WRITTEN INSTRUCTION.
Scan the data below for the string "that". Copy every line where it appears.

————

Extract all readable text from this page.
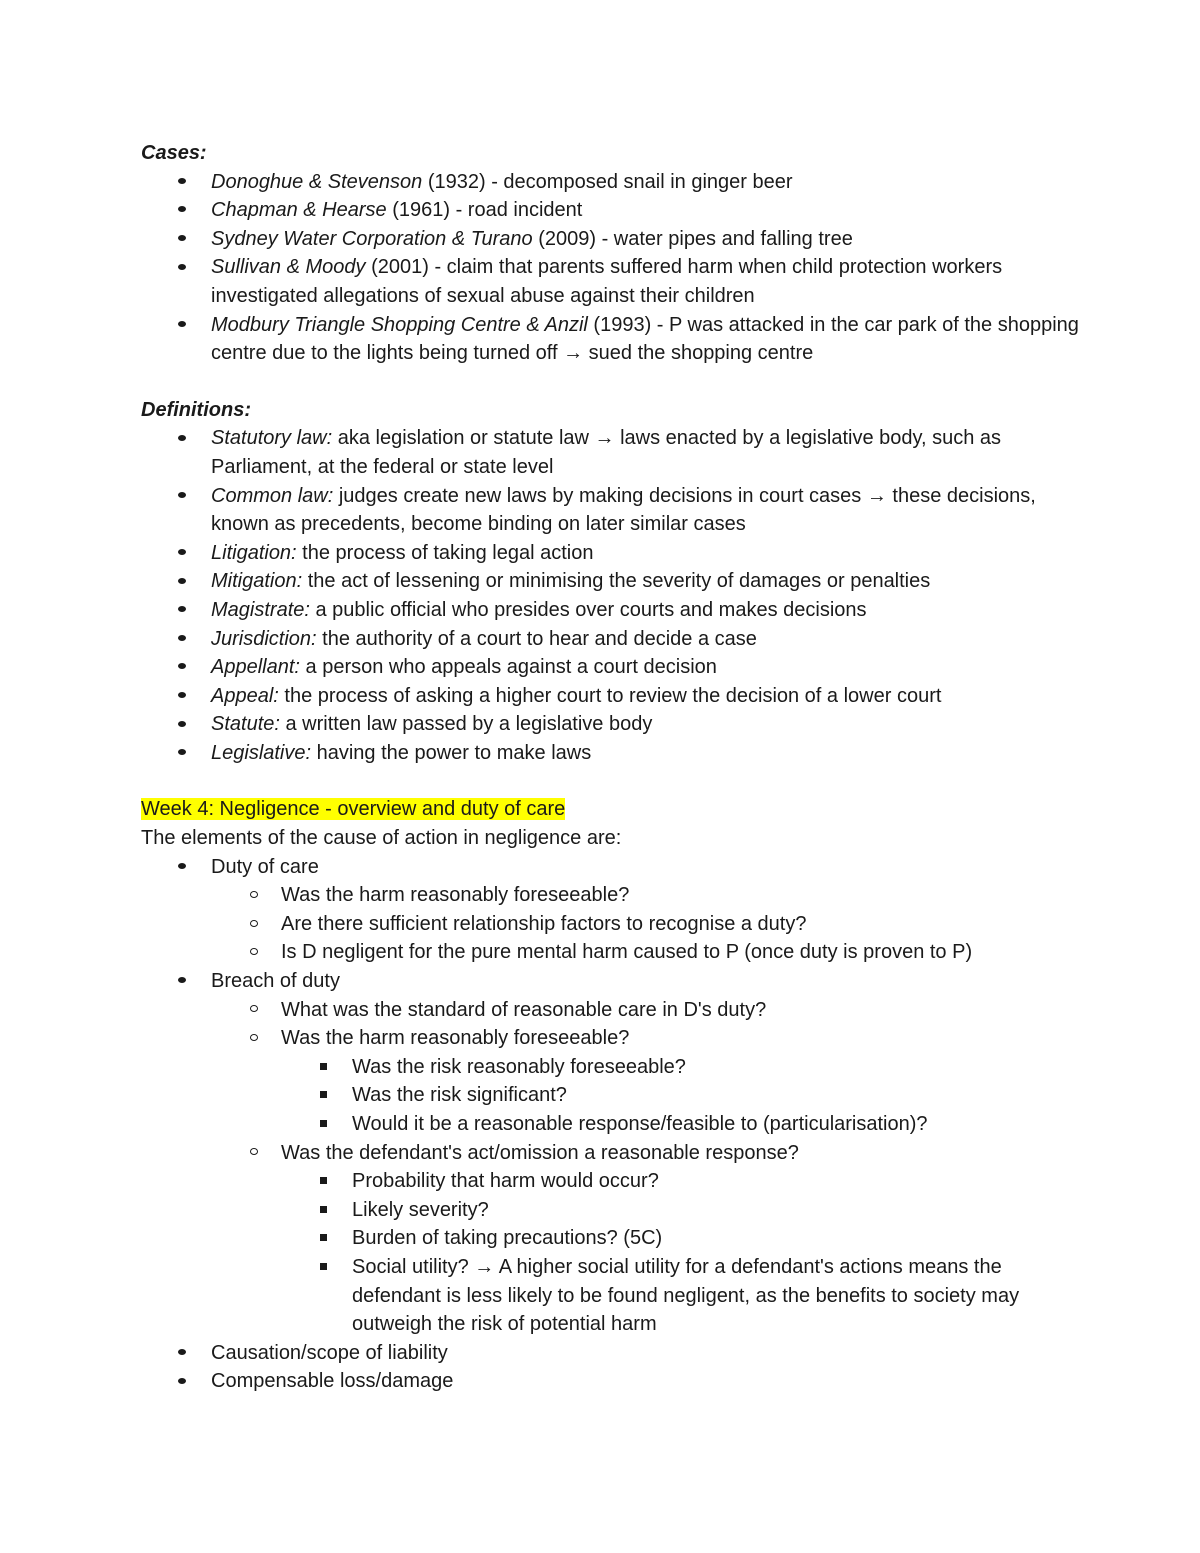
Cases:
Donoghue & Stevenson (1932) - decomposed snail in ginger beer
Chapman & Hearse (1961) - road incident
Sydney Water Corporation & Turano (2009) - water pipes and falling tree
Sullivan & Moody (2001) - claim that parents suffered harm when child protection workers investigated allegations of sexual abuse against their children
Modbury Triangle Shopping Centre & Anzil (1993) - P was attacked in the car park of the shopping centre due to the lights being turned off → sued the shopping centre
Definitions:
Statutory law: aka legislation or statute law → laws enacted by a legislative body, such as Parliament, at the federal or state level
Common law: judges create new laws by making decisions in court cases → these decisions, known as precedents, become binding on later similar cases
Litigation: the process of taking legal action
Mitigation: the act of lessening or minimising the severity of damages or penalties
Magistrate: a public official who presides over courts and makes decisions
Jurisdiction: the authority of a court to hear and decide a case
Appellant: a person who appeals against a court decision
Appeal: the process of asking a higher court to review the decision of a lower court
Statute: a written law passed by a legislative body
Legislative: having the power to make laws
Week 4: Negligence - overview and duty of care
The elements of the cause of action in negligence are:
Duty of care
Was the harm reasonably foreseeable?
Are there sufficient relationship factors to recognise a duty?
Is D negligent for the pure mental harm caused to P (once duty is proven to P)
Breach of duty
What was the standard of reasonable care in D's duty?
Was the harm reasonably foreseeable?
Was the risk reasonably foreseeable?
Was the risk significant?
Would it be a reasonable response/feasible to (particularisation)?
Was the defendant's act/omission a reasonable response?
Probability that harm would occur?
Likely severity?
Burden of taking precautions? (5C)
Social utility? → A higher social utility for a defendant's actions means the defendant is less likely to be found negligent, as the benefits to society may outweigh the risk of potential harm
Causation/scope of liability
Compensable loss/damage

————

COMPLETE RESPONSE.
Sullivan & Moody (2001) - claim that parents suffered harm when child protection workers investigated allegations of sexual abuse against their children
Probability that harm would occur?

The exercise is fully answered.